─── Records provided

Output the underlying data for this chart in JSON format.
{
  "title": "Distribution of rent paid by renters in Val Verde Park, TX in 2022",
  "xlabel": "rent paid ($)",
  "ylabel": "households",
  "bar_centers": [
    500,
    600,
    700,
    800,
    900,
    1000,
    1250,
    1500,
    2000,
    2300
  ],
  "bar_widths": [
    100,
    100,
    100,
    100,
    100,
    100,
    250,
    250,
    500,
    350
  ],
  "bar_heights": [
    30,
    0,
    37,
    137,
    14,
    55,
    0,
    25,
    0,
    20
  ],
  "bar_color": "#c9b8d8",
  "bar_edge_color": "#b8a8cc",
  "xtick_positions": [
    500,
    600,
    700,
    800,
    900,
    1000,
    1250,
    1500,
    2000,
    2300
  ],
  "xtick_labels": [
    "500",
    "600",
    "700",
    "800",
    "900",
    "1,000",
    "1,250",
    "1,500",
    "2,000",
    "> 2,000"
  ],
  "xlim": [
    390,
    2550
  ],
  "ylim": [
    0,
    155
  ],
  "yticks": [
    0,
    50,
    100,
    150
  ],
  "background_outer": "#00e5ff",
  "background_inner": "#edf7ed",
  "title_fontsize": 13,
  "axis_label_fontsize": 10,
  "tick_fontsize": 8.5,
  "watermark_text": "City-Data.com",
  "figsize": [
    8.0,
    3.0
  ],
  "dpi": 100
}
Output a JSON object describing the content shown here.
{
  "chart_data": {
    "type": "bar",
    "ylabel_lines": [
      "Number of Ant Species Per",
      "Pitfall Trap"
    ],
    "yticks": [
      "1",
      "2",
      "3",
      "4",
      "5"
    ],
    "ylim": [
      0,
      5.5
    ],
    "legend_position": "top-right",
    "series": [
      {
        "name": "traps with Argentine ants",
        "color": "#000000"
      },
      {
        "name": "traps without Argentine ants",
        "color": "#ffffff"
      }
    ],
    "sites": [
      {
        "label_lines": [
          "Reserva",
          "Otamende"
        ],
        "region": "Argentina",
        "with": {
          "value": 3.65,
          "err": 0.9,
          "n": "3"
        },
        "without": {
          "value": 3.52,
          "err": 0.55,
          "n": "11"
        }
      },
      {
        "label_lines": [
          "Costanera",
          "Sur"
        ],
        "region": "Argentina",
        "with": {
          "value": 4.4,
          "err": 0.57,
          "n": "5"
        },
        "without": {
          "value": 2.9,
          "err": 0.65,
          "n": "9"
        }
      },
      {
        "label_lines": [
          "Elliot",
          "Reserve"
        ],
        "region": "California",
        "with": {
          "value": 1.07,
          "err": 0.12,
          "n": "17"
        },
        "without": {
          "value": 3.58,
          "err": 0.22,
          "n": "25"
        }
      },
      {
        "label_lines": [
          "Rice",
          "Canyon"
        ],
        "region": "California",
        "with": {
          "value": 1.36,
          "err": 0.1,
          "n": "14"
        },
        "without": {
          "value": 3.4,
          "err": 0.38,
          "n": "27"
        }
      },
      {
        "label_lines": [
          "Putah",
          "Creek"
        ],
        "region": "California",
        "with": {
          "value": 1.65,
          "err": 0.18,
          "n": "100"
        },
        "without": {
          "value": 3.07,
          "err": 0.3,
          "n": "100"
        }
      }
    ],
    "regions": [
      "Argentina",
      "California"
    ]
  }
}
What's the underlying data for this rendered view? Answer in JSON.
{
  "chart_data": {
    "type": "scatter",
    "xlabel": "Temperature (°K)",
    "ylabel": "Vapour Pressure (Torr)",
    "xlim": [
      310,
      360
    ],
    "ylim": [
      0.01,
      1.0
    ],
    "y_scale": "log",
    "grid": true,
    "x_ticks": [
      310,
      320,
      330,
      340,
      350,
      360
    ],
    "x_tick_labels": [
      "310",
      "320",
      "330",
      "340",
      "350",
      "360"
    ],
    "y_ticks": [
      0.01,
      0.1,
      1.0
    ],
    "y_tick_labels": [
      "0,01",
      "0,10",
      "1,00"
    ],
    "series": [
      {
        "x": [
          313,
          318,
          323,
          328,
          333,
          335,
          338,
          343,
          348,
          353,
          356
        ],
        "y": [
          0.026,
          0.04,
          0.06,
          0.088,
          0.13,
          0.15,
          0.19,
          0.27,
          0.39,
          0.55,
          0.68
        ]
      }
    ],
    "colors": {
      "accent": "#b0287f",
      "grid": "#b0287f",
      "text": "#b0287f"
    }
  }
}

──────

→ **Task directions**: Exactly reproduce the material above.

→ **Solution to the exercise**:
Output the underlying data for this chart in JSON format.
{
  "title": "Distribution of rent paid by renters in Val Verde Park, TX in 2022",
  "xlabel": "rent paid ($)",
  "ylabel": "households",
  "bar_centers": [
    500,
    600,
    700,
    800,
    900,
    1000,
    1250,
    1500,
    2000,
    2300
  ],
  "bar_widths": [
    100,
    100,
    100,
    100,
    100,
    100,
    250,
    250,
    500,
    350
  ],
  "bar_heights": [
    30,
    0,
    37,
    137,
    14,
    55,
    0,
    25,
    0,
    20
  ],
  "bar_color": "#c9b8d8",
  "bar_edge_color": "#b8a8cc",
  "xtick_positions": [
    500,
    600,
    700,
    800,
    900,
    1000,
    1250,
    1500,
    2000,
    2300
  ],
  "xtick_labels": [
    "500",
    "600",
    "700",
    "800",
    "900",
    "1,000",
    "1,250",
    "1,500",
    "2,000",
    "> 2,000"
  ],
  "xlim": [
    390,
    2550
  ],
  "ylim": [
    0,
    155
  ],
  "yticks": [
    0,
    50,
    100,
    150
  ],
  "background_outer": "#00e5ff",
  "background_inner": "#edf7ed",
  "title_fontsize": 13,
  "axis_label_fontsize": 10,
  "tick_fontsize": 8.5,
  "watermark_text": "City-Data.com",
  "figsize": [
    8.0,
    3.0
  ],
  "dpi": 100
}
Output a JSON object describing the content shown here.
{
  "chart_data": {
    "type": "bar",
    "ylabel_lines": [
      "Number of Ant Species Per",
      "Pitfall Trap"
    ],
    "yticks": [
      "1",
      "2",
      "3",
      "4",
      "5"
    ],
    "ylim": [
      0,
      5.5
    ],
    "legend_position": "top-right",
    "series": [
      {
        "name": "traps with Argentine ants",
        "color": "#000000"
      },
      {
        "name": "traps without Argentine ants",
        "color": "#ffffff"
      }
    ],
    "sites": [
      {
        "label_lines": [
          "Reserva",
          "Otamende"
        ],
        "region": "Argentina",
        "with": {
          "value": 3.65,
          "err": 0.9,
          "n": "3"
        },
        "without": {
          "value": 3.52,
          "err": 0.55,
          "n": "11"
        }
      },
      {
        "label_lines": [
          "Costanera",
          "Sur"
        ],
        "region": "Argentina",
        "with": {
          "value": 4.4,
          "err": 0.57,
          "n": "5"
        },
        "without": {
          "value": 2.9,
          "err": 0.65,
          "n": "9"
        }
      },
      {
        "label_lines": [
          "Elliot",
          "Reserve"
        ],
        "region": "California",
        "with": {
          "value": 1.07,
          "err": 0.12,
          "n": "17"
        },
        "without": {
          "value": 3.58,
          "err": 0.22,
          "n": "25"
        }
      },
      {
        "label_lines": [
          "Rice",
          "Canyon"
        ],
        "region": "California",
        "with": {
          "value": 1.36,
          "err": 0.1,
          "n": "14"
        },
        "without": {
          "value": 3.4,
          "err": 0.38,
          "n": "27"
        }
      },
      {
        "label_lines": [
          "Putah",
          "Creek"
        ],
        "region": "California",
        "with": {
          "value": 1.65,
          "err": 0.18,
          "n": "100"
        },
        "without": {
          "value": 3.07,
          "err": 0.3,
          "n": "100"
        }
      }
    ],
    "regions": [
      "Argentina",
      "California"
    ]
  }
}
What's the underlying data for this rendered view? Answer in JSON.
{
  "chart_data": {
    "type": "scatter",
    "xlabel": "Temperature (°K)",
    "ylabel": "Vapour Pressure (Torr)",
    "xlim": [
      310,
      360
    ],
    "ylim": [
      0.01,
      1.0
    ],
    "y_scale": "log",
    "grid": true,
    "x_ticks": [
      310,
      320,
      330,
      340,
      350,
      360
    ],
    "x_tick_labels": [
      "310",
      "320",
      "330",
      "340",
      "350",
      "360"
    ],
    "y_ticks": [
      0.01,
      0.1,
      1.0
    ],
    "y_tick_labels": [
      "0,01",
      "0,10",
      "1,00"
    ],
    "series": [
      {
        "x": [
          313,
          318,
          323,
          328,
          333,
          335,
          338,
          343,
          348,
          353,
          356
        ],
        "y": [
          0.026,
          0.04,
          0.06,
          0.088,
          0.13,
          0.15,
          0.19,
          0.27,
          0.39,
          0.55,
          0.68
        ]
      }
    ],
    "colors": {
      "accent": "#b0287f",
      "grid": "#b0287f",
      "text": "#b0287f"
    }
  }
}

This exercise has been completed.